_YOUR OBJECTIVE_:
Arrange every line of the listing as a numbered list, omitting any blank lines.

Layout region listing
__________________________________________________

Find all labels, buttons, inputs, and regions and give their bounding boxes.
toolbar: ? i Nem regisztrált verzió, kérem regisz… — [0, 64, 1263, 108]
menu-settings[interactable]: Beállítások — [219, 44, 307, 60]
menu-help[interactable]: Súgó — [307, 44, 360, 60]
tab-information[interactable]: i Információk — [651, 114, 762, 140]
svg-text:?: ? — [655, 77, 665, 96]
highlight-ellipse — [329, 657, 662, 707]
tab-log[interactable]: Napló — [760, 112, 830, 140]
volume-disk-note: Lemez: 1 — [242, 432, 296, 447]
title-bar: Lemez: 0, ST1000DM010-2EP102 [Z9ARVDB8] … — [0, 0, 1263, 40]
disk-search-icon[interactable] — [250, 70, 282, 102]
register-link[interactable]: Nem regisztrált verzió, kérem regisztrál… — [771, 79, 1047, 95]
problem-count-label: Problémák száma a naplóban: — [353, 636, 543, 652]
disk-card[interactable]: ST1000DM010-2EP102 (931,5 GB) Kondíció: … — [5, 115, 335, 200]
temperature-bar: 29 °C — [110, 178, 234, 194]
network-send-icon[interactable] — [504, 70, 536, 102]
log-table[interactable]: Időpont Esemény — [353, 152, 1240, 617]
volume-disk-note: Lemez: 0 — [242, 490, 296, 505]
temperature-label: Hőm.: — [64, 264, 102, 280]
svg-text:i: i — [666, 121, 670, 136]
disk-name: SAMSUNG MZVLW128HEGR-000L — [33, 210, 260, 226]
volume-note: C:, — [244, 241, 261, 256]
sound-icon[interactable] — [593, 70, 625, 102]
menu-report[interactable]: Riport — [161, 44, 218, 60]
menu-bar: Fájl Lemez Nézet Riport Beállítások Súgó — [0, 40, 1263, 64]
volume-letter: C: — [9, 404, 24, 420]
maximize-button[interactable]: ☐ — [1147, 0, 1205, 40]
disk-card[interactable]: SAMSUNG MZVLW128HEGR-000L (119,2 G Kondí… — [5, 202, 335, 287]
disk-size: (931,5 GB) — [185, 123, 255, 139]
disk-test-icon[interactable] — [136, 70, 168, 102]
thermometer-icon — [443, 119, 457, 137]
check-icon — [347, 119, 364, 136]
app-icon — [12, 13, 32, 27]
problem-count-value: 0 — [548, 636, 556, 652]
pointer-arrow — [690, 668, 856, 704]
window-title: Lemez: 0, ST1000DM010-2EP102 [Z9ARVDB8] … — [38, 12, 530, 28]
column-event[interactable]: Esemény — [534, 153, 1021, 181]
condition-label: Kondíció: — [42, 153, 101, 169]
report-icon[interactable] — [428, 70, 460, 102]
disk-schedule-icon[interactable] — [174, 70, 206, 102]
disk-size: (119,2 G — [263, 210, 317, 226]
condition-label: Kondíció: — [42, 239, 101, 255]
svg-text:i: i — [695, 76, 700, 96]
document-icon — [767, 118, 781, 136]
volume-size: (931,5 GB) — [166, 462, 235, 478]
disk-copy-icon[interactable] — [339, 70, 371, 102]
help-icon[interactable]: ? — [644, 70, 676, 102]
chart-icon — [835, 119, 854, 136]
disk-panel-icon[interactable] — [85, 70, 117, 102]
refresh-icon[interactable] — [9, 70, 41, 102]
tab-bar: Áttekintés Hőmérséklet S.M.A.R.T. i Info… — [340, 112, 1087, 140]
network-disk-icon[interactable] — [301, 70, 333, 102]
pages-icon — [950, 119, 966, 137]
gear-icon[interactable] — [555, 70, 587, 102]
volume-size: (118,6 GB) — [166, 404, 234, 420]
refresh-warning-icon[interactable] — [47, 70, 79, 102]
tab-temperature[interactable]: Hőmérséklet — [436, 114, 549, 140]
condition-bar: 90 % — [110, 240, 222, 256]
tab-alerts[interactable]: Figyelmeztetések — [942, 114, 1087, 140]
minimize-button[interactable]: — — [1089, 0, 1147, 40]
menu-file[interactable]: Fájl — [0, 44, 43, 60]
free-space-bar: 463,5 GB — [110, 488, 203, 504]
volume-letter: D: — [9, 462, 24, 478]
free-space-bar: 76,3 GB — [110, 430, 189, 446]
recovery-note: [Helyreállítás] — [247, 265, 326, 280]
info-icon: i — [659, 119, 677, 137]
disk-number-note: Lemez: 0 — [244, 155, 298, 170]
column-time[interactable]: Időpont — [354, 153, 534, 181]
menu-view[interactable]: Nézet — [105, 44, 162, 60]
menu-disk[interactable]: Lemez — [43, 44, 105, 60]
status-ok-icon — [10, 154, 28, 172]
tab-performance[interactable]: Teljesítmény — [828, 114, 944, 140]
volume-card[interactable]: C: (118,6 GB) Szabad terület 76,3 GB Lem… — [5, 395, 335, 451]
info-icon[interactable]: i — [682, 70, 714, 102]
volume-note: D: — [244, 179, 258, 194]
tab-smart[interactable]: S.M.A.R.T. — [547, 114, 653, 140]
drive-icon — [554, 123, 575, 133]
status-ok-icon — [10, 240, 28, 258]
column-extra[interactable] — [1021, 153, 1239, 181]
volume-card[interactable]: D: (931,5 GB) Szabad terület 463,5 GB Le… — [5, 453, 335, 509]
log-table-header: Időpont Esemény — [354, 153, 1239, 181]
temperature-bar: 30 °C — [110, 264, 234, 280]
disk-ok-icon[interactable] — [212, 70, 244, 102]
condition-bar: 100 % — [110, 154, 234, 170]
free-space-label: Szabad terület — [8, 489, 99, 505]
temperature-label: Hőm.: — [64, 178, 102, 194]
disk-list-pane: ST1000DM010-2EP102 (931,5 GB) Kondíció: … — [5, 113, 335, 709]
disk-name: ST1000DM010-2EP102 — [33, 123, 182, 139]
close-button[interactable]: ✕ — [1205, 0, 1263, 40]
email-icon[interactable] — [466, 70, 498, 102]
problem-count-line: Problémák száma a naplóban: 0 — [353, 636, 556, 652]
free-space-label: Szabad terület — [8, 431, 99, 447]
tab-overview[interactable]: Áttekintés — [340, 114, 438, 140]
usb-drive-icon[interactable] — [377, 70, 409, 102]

__________________________________________________

_RESULT_:
1. Find all labels, buttons, inputs, and regions and give their bounding boxes.
2. toolbar: ? i Nem regisztrált verzió, kérem regisz… — [0, 64, 1263, 108]
3. menu-settings[interactable]: Beállítások — [219, 44, 307, 60]
4. menu-help[interactable]: Súgó — [307, 44, 360, 60]
5. tab-information[interactable]: i Információk — [651, 114, 762, 140]
6. svg-text:?: ? — [655, 77, 665, 96]
7. highlight-ellipse — [329, 657, 662, 707]
8. tab-log[interactable]: Napló — [760, 112, 830, 140]
9. volume-disk-note: Lemez: 1 — [242, 432, 296, 447]
10. title-bar: Lemez: 0, ST1000DM010-2EP102 [Z9ARVDB8] … — [0, 0, 1263, 40]
11. disk-search-icon[interactable] — [250, 70, 282, 102]
12. register-link[interactable]: Nem regisztrált verzió, kérem regisztrál… — [771, 79, 1047, 95]
13. problem-count-label: Problémák száma a naplóban: — [353, 636, 543, 652]
14. disk-card[interactable]: ST1000DM010-2EP102 (931,5 GB) Kondíció: … — [5, 115, 335, 200]
15. temperature-bar: 29 °C — [110, 178, 234, 194]
16. network-send-icon[interactable] — [504, 70, 536, 102]
17. log-table[interactable]: Időpont Esemény — [353, 152, 1240, 617]
18. volume-disk-note: Lemez: 0 — [242, 490, 296, 505]
19. temperature-label: Hőm.: — [64, 264, 102, 280]
20. svg-text:i: i — [666, 121, 670, 136]
21. disk-name: SAMSUNG MZVLW128HEGR-000L — [33, 210, 260, 226]
22. volume-note: C:, — [244, 241, 261, 256]
23. sound-icon[interactable] — [593, 70, 625, 102]
24. menu-report[interactable]: Riport — [161, 44, 218, 60]
25. menu-bar: Fájl Lemez Nézet Riport Beállítások Súgó — [0, 40, 1263, 64]
26. volume-letter: C: — [9, 404, 24, 420]
27. maximize-button[interactable]: ☐ — [1147, 0, 1205, 40]
28. disk-card[interactable]: SAMSUNG MZVLW128HEGR-000L (119,2 G Kondí… — [5, 202, 335, 287]
29. disk-size: (931,5 GB) — [185, 123, 255, 139]
30. disk-test-icon[interactable] — [136, 70, 168, 102]
31. thermometer-icon — [443, 119, 457, 137]
32. check-icon — [347, 119, 364, 136]
33. app-icon — [12, 13, 32, 27]
34. problem-count-value: 0 — [548, 636, 556, 652]
35. pointer-arrow — [690, 668, 856, 704]
36. window-title: Lemez: 0, ST1000DM010-2EP102 [Z9ARVDB8] … — [38, 12, 530, 28]
37. column-event[interactable]: Esemény — [534, 153, 1021, 181]
38. condition-label: Kondíció: — [42, 153, 101, 169]
39. report-icon[interactable] — [428, 70, 460, 102]
40. disk-schedule-icon[interactable] — [174, 70, 206, 102]
41. disk-size: (119,2 G — [263, 210, 317, 226]
42. condition-label: Kondíció: — [42, 239, 101, 255]
43. svg-text:i: i — [695, 76, 700, 96]
44. document-icon — [767, 118, 781, 136]
45. volume-size: (931,5 GB) — [166, 462, 235, 478]
46. disk-copy-icon[interactable] — [339, 70, 371, 102]
47. help-icon[interactable]: ? — [644, 70, 676, 102]
48. chart-icon — [835, 119, 854, 136]
49. disk-panel-icon[interactable] — [85, 70, 117, 102]
50. refresh-icon[interactable] — [9, 70, 41, 102]
51. tab-bar: Áttekintés Hőmérséklet S.M.A.R.T. i Info… — [340, 112, 1087, 140]
52. network-disk-icon[interactable] — [301, 70, 333, 102]
53. pages-icon — [950, 119, 966, 137]
54. gear-icon[interactable] — [555, 70, 587, 102]
55. volume-size: (118,6 GB) — [166, 404, 234, 420]
56. refresh-warning-icon[interactable] — [47, 70, 79, 102]
57. tab-temperature[interactable]: Hőmérséklet — [436, 114, 549, 140]
58. condition-bar: 90 % — [110, 240, 222, 256]
59. tab-alerts[interactable]: Figyelmeztetések — [942, 114, 1087, 140]
60. minimize-button[interactable]: — — [1089, 0, 1147, 40]
61. menu-file[interactable]: Fájl — [0, 44, 43, 60]
62. free-space-bar: 463,5 GB — [110, 488, 203, 504]
63. volume-letter: D: — [9, 462, 24, 478]
64. free-space-bar: 76,3 GB — [110, 430, 189, 446]
65. recovery-note: [Helyreállítás] — [247, 265, 326, 280]
66. info-icon: i — [659, 119, 677, 137]
67. disk-number-note: Lemez: 0 — [244, 155, 298, 170]
68. column-time[interactable]: Időpont — [354, 153, 534, 181]
69. menu-view[interactable]: Nézet — [105, 44, 162, 60]
70. menu-disk[interactable]: Lemez — [43, 44, 105, 60]
71. status-ok-icon — [10, 154, 28, 172]
72. tab-performance[interactable]: Teljesítmény — [828, 114, 944, 140]
73. volume-card[interactable]: C: (118,6 GB) Szabad terület 76,3 GB Lem… — [5, 395, 335, 451]
74. info-icon[interactable]: i — [682, 70, 714, 102]
75. volume-note: D: — [244, 179, 258, 194]
76. tab-smart[interactable]: S.M.A.R.T. — [547, 114, 653, 140]
77. drive-icon — [554, 123, 575, 133]
78. status-ok-icon — [10, 240, 28, 258]
79. column-extra[interactable] — [1021, 153, 1239, 181]
80. volume-card[interactable]: D: (931,5 GB) Szabad terület 463,5 GB Le… — [5, 453, 335, 509]
81. log-table-header: Időpont Esemény — [354, 153, 1239, 181]
82. temperature-bar: 30 °C — [110, 264, 234, 280]
83. disk-ok-icon[interactable] — [212, 70, 244, 102]
84. condition-bar: 100 % — [110, 154, 234, 170]
85. free-space-label: Szabad terület — [8, 489, 99, 505]
86. temperature-label: Hőm.: — [64, 178, 102, 194]
87. disk-list-pane: ST1000DM010-2EP102 (931,5 GB) Kondíció: … — [5, 113, 335, 709]
88. disk-name: ST1000DM010-2EP102 — [33, 123, 182, 139]
89. close-button[interactable]: ✕ — [1205, 0, 1263, 40]
90. email-icon[interactable] — [466, 70, 498, 102]
91. problem-count-line: Problémák száma a naplóban: 0 — [353, 636, 556, 652]
92. free-space-label: Szabad terület — [8, 431, 99, 447]
93. tab-overview[interactable]: Áttekintés — [340, 114, 438, 140]
94. usb-drive-icon[interactable] — [377, 70, 409, 102]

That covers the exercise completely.